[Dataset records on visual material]

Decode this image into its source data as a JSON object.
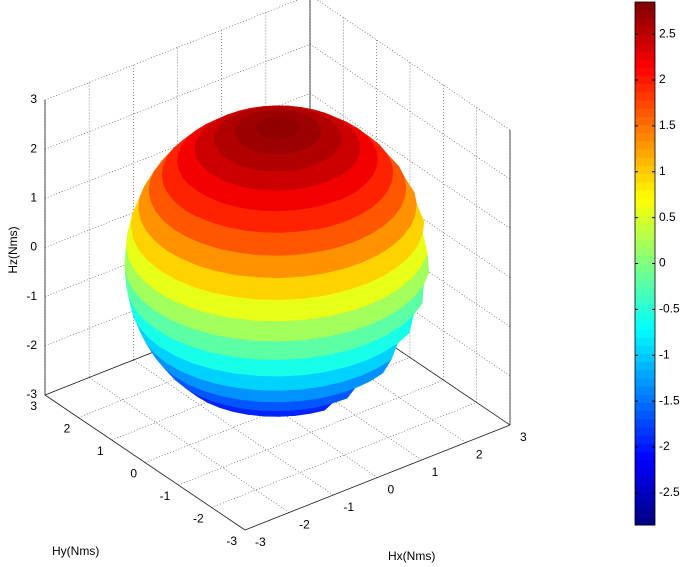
{
  "chart_data": {
    "type": "surface3d",
    "xlabel": "Hx(Nms)",
    "ylabel": "Hy(Nms)",
    "zlabel": "Hz(Nms)",
    "xlim": [
      -3,
      3
    ],
    "ylim": [
      -3,
      3
    ],
    "zlim": [
      -3,
      3
    ],
    "xticks": [
      -3,
      -2,
      -1,
      0,
      1,
      2,
      3
    ],
    "yticks": [
      -3,
      -2,
      -1,
      0,
      1,
      2,
      3
    ],
    "zticks": [
      -3,
      -2,
      -1,
      0,
      1,
      2,
      3
    ],
    "grid": true,
    "colormap": "jet",
    "colorbar": {
      "clim": [
        -2.85,
        2.85
      ],
      "ticks": [
        -2.5,
        -2,
        -1.5,
        -1,
        -0.5,
        0,
        0.5,
        1,
        1.5,
        2,
        2.5
      ]
    }
  }
}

**Problem statement**
Transcribe all entries above exactly. Drop the pictures.

**Written response**
Decode this image into its source data as a JSON object.
{
  "chart_data": {
    "type": "surface3d",
    "xlabel": "Hx(Nms)",
    "ylabel": "Hy(Nms)",
    "zlabel": "Hz(Nms)",
    "xlim": [
      -3,
      3
    ],
    "ylim": [
      -3,
      3
    ],
    "zlim": [
      -3,
      3
    ],
    "xticks": [
      -3,
      -2,
      -1,
      0,
      1,
      2,
      3
    ],
    "yticks": [
      -3,
      -2,
      -1,
      0,
      1,
      2,
      3
    ],
    "zticks": [
      -3,
      -2,
      -1,
      0,
      1,
      2,
      3
    ],
    "grid": true,
    "colormap": "jet",
    "colorbar": {
      "clim": [
        -2.85,
        2.85
      ],
      "ticks": [
        -2.5,
        -2,
        -1.5,
        -1,
        -0.5,
        0,
        0.5,
        1,
        1.5,
        2,
        2.5
      ]
    }
  }
}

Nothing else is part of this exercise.